• _WHAT YOU ARE ASKED TO DO_
Gather all lines with the word "ways" in them.

[Stored items]
>> Start

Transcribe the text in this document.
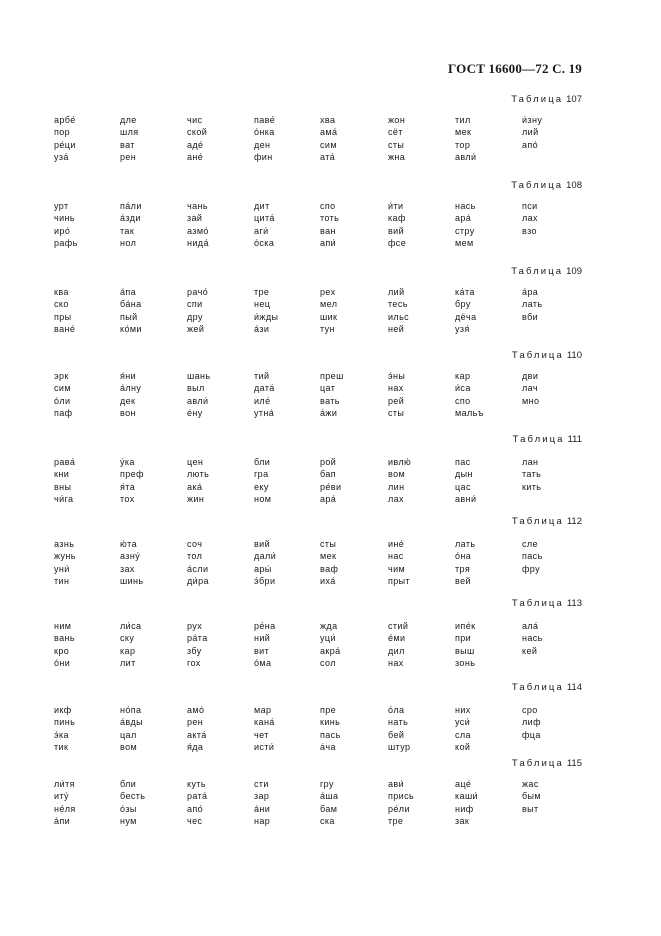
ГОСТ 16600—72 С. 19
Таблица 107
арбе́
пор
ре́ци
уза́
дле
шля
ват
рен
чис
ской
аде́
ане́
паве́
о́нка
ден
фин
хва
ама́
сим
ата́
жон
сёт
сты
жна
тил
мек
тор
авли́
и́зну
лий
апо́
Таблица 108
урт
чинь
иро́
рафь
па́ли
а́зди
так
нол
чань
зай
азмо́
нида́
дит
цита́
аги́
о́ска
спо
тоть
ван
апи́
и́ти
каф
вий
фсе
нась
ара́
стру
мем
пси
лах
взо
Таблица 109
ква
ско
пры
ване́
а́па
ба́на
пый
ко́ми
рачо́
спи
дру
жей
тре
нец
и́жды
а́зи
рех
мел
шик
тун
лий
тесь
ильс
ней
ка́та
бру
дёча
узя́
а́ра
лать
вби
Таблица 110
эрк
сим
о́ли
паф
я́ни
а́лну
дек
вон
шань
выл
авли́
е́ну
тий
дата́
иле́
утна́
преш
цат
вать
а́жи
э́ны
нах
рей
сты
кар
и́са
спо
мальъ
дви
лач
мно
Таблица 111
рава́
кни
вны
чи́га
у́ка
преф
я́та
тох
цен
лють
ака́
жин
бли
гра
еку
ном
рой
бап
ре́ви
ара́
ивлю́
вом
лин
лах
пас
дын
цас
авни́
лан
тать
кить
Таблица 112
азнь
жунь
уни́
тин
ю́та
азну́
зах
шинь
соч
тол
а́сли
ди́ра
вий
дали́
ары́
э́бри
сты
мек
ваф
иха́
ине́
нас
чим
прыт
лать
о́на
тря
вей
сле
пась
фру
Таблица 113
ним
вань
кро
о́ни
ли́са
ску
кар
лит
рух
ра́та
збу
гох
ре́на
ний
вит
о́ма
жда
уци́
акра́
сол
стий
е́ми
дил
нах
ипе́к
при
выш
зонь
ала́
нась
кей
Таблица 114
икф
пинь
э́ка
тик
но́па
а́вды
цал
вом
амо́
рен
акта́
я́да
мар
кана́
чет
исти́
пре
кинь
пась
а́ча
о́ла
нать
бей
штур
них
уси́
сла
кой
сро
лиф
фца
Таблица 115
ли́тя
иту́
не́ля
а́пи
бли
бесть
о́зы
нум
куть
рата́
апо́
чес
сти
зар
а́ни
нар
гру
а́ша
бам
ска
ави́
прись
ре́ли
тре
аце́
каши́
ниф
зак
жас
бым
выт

>> End
>> Start

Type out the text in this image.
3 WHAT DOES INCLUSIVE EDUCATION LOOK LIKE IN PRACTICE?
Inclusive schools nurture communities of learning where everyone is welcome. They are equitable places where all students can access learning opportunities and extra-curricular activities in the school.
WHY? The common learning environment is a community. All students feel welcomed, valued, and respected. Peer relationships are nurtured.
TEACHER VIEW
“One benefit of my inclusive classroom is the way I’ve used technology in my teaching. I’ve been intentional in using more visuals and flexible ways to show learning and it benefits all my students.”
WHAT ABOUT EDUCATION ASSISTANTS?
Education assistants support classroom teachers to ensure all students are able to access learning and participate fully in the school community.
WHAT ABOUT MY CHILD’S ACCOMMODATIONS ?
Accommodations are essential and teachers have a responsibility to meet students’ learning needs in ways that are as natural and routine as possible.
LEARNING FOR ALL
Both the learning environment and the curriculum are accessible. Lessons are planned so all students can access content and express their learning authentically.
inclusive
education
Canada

>> End
>> Start

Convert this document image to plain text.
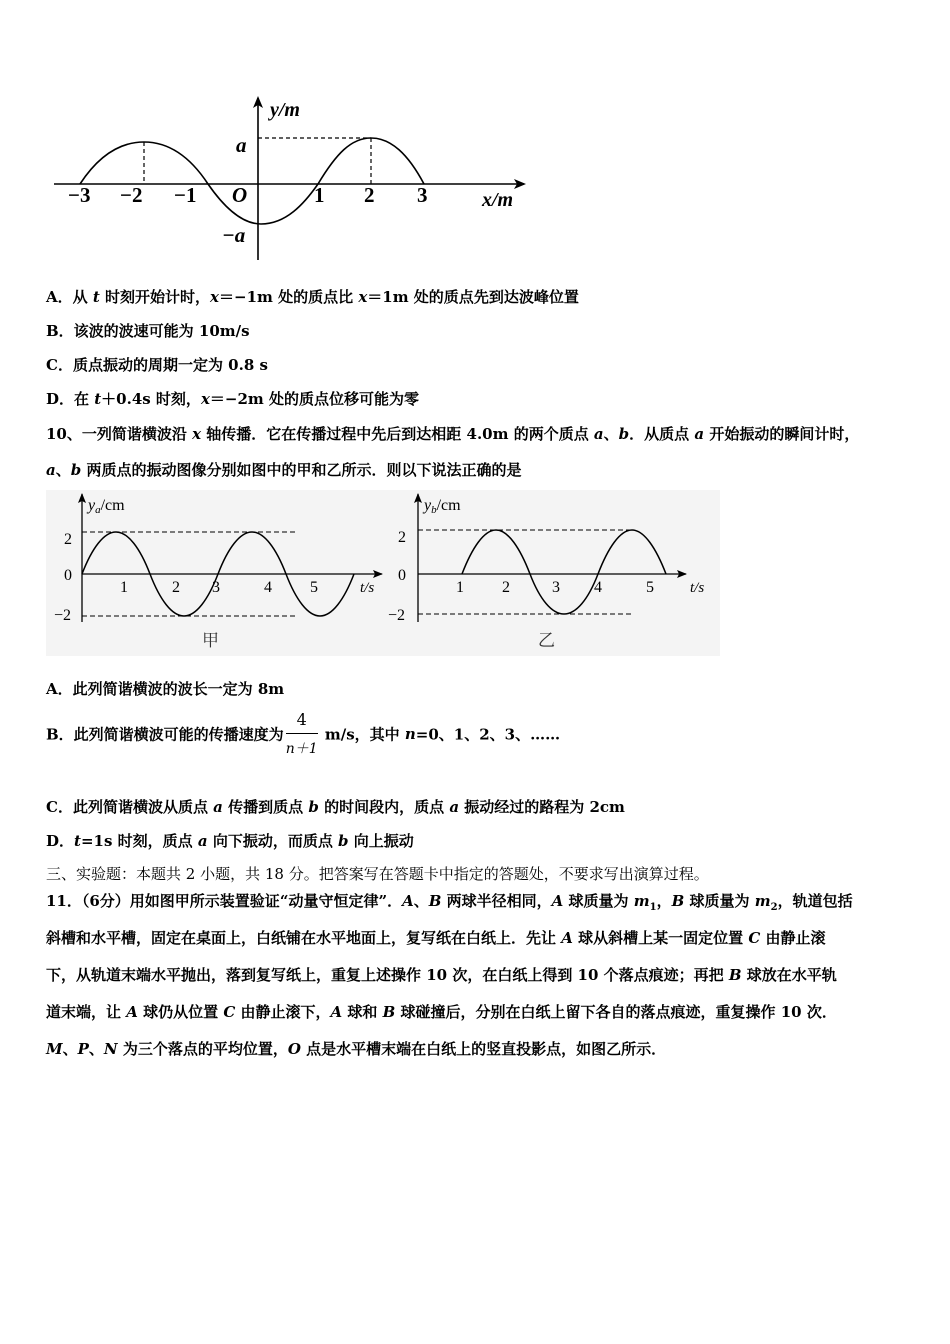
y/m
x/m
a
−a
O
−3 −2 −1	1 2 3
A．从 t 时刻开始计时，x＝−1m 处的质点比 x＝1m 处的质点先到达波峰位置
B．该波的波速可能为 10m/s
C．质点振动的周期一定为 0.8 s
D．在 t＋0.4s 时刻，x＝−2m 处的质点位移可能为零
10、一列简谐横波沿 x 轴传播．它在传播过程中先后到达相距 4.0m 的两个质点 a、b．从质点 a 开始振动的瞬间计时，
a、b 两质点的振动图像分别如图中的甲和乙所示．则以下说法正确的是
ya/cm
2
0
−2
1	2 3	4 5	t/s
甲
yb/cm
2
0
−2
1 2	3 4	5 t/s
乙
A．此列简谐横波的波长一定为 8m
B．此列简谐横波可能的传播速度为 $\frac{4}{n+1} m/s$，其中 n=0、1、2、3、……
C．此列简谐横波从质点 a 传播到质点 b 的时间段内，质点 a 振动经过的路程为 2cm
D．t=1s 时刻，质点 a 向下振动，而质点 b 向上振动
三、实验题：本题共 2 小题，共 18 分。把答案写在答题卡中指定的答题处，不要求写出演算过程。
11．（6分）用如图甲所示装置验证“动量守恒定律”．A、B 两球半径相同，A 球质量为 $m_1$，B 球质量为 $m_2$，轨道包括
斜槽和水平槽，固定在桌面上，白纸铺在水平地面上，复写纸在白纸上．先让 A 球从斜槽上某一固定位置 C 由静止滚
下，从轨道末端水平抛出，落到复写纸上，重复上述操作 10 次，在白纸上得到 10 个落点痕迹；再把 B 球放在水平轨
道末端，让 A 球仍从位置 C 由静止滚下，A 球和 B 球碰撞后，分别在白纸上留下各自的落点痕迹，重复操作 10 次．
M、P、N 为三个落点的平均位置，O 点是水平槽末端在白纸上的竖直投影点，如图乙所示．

>> End

• _EXERCISE ANSWER_
“One benefit of my inclusive classroom is the way I’ve used technology in my teaching. I’ve been intentional in using more visuals and flexible ways to show learning and it benefits all my students.”
Accommodations are essential and teachers have a responsibility to meet students’ learning needs in ways that are as natural and routine as possible.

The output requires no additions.